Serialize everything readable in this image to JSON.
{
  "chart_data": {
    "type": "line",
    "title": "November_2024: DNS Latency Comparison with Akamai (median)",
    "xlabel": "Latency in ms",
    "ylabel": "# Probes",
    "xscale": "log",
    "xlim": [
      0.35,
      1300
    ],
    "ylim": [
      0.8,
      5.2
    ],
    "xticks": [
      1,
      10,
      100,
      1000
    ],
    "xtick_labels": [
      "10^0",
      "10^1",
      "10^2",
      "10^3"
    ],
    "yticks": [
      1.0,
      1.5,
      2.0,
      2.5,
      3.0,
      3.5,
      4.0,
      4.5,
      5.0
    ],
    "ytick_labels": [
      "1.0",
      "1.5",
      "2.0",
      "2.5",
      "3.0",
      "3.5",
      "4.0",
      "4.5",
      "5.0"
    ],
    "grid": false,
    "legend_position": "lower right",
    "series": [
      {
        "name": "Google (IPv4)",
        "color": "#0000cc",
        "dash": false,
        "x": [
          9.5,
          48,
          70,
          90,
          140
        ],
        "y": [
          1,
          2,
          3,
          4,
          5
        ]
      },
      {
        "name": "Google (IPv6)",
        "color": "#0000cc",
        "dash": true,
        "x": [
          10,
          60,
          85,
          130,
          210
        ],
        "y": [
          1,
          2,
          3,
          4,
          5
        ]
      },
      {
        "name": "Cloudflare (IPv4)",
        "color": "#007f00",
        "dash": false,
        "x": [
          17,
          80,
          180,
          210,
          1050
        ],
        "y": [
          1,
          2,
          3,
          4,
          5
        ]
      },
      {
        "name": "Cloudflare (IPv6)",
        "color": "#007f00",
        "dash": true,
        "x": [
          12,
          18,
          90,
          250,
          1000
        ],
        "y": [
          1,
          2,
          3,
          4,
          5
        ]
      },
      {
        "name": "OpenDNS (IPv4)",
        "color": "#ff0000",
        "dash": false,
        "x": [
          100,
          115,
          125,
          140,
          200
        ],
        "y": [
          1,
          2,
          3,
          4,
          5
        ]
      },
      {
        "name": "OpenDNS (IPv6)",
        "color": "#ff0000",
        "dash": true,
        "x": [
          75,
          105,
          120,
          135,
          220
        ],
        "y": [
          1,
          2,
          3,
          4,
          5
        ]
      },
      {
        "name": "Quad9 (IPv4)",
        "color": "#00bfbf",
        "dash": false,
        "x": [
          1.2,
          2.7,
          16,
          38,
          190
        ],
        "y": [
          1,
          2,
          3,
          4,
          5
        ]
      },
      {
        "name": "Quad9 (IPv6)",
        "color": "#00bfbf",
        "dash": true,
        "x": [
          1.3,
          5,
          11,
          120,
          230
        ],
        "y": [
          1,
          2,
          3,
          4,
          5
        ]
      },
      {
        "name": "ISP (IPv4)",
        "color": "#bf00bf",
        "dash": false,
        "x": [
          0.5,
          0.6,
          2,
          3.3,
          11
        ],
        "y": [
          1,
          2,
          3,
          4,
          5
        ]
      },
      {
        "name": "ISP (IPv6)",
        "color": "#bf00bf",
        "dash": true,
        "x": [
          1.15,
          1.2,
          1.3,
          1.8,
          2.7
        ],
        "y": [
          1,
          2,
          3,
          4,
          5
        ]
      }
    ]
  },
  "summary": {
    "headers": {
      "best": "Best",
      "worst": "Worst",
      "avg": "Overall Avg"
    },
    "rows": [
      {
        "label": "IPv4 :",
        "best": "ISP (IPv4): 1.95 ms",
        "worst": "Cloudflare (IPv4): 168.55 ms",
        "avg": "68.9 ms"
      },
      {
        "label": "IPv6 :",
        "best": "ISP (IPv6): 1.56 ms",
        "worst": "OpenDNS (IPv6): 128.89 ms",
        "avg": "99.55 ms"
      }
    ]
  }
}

Written instruction:
Look through the listing above and count the lines where the string "worst" appears. Report the number only.

Response to this exercise:
3